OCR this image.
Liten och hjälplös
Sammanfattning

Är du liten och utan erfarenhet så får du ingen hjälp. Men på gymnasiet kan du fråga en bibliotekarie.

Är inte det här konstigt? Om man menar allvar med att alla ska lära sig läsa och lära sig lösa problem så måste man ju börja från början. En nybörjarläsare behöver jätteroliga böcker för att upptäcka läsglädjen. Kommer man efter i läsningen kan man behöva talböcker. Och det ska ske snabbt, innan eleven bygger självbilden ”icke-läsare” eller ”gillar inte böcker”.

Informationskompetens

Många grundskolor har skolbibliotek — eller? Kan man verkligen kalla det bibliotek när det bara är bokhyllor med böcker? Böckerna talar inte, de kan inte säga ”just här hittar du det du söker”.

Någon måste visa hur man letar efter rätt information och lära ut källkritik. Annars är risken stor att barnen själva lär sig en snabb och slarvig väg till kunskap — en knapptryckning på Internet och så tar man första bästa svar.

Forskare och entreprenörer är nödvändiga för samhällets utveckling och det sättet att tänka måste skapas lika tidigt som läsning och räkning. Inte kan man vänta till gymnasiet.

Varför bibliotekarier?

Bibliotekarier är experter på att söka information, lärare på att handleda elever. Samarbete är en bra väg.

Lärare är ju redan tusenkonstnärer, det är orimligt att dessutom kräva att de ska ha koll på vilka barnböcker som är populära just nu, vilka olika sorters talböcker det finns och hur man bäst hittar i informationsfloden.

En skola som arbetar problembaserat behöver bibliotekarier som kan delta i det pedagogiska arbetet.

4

++++++++

• [The exercise]: Write out every entry again, keeping each line exactly the same.

• [Solution]:
OCR this image.
Liten och hjälplös
Sammanfattning

Är du liten och utan erfarenhet så får du ingen hjälp. Men på gymnasiet kan du fråga en bibliotekarie.

Är inte det här konstigt? Om man menar allvar med att alla ska lära sig läsa och lära sig lösa problem så måste man ju börja från början. En nybörjarläsare behöver jätteroliga böcker för att upptäcka läsglädjen. Kommer man efter i läsningen kan man behöva talböcker. Och det ska ske snabbt, innan eleven bygger självbilden ”icke-läsare” eller ”gillar inte böcker”.

Informationskompetens

Många grundskolor har skolbibliotek — eller? Kan man verkligen kalla det bibliotek när det bara är bokhyllor med böcker? Böckerna talar inte, de kan inte säga ”just här hittar du det du söker”.

Någon måste visa hur man letar efter rätt information och lära ut källkritik. Annars är risken stor att barnen själva lär sig en snabb och slarvig väg till kunskap — en knapptryckning på Internet och så tar man första bästa svar.

Forskare och entreprenörer är nödvändiga för samhällets utveckling och det sättet att tänka måste skapas lika tidigt som läsning och räkning. Inte kan man vänta till gymnasiet.

Varför bibliotekarier?

Bibliotekarier är experter på att söka information, lärare på att handleda elever. Samarbete är en bra väg.

Lärare är ju redan tusenkonstnärer, det är orimligt att dessutom kräva att de ska ha koll på vilka barnböcker som är populära just nu, vilka olika sorters talböcker det finns och hur man bäst hittar i informationsfloden.

En skola som arbetar problembaserat behöver bibliotekarier som kan delta i det pedagogiska arbetet.

4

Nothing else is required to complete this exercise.